[Collected data entries]
# # # # #
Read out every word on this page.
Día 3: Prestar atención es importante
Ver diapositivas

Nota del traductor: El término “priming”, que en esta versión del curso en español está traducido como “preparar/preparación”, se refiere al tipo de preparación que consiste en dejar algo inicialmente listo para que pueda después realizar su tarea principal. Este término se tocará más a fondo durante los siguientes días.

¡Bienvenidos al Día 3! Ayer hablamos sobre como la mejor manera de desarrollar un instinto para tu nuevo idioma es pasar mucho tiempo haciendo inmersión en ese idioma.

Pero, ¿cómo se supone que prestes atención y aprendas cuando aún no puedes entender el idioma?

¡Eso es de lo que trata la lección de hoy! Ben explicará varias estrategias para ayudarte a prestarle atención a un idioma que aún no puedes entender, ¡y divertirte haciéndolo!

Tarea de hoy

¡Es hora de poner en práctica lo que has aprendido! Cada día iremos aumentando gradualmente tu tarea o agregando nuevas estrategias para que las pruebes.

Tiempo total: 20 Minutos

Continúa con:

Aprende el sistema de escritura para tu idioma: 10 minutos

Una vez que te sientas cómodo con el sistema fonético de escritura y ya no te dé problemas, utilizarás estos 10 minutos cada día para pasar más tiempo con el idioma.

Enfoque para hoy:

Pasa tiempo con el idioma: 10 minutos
# # # # #
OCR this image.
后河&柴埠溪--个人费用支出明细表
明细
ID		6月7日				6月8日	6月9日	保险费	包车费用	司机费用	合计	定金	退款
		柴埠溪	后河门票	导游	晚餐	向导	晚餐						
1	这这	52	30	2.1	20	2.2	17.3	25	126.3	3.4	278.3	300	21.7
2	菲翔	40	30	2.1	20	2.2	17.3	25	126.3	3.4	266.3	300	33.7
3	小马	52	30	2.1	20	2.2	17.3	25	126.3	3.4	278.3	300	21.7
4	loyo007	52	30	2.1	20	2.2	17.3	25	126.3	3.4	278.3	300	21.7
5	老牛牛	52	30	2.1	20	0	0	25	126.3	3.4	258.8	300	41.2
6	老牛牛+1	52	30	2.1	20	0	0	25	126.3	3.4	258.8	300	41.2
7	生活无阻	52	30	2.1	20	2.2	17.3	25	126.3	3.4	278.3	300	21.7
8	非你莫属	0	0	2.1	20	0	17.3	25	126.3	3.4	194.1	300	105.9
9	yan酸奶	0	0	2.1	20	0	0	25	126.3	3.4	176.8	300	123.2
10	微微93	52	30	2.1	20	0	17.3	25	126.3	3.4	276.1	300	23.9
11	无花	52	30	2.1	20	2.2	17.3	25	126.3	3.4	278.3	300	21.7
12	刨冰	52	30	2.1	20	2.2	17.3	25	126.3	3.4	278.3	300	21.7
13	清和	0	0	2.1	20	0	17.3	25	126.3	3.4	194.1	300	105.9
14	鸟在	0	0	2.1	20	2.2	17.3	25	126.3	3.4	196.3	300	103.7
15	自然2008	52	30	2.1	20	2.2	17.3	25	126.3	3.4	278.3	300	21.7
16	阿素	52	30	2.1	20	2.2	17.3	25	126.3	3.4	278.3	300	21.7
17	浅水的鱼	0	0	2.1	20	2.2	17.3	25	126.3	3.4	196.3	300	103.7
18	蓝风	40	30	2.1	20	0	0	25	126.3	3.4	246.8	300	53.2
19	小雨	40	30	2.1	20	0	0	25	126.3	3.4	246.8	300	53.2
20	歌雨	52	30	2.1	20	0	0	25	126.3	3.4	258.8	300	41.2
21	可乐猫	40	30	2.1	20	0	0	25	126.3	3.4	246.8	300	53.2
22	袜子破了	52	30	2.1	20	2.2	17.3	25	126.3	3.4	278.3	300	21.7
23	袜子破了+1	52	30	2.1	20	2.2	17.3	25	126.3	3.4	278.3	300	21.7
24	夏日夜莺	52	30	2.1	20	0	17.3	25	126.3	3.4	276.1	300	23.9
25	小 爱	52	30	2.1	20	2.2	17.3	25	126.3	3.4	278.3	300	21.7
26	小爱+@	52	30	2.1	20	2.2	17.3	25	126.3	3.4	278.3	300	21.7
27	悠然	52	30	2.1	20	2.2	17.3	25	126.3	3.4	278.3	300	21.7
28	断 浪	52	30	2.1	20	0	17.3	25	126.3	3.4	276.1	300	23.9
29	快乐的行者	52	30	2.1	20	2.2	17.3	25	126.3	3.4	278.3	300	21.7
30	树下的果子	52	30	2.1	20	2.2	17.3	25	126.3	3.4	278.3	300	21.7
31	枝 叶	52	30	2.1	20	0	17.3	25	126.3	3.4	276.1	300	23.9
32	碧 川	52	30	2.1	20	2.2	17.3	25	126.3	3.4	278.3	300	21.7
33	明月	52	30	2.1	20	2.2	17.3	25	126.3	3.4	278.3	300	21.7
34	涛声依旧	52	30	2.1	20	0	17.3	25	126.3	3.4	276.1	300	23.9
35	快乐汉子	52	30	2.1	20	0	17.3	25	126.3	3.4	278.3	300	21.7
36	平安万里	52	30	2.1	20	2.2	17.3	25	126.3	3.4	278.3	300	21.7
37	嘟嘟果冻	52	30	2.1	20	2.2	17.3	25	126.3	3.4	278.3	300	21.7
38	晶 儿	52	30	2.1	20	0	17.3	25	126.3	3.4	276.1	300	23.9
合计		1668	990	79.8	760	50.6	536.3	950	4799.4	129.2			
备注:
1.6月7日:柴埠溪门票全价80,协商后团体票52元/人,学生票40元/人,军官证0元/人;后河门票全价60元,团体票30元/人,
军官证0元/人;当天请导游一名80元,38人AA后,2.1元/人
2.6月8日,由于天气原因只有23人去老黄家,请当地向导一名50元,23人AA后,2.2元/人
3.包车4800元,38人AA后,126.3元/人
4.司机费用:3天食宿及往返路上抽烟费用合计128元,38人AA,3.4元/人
# # # # #
> _Written problem_:
In the entries above, identify every line with the string "sistema".

> _Answer to the problem_:
Aprende el sistema de escritura para tu idioma: 10 minutos
Una vez que te sientas cómodo con el sistema fonético de escritura y ya no te dé problemas, utilizarás estos 10 minutos cada día para pasar más tiempo con el idioma.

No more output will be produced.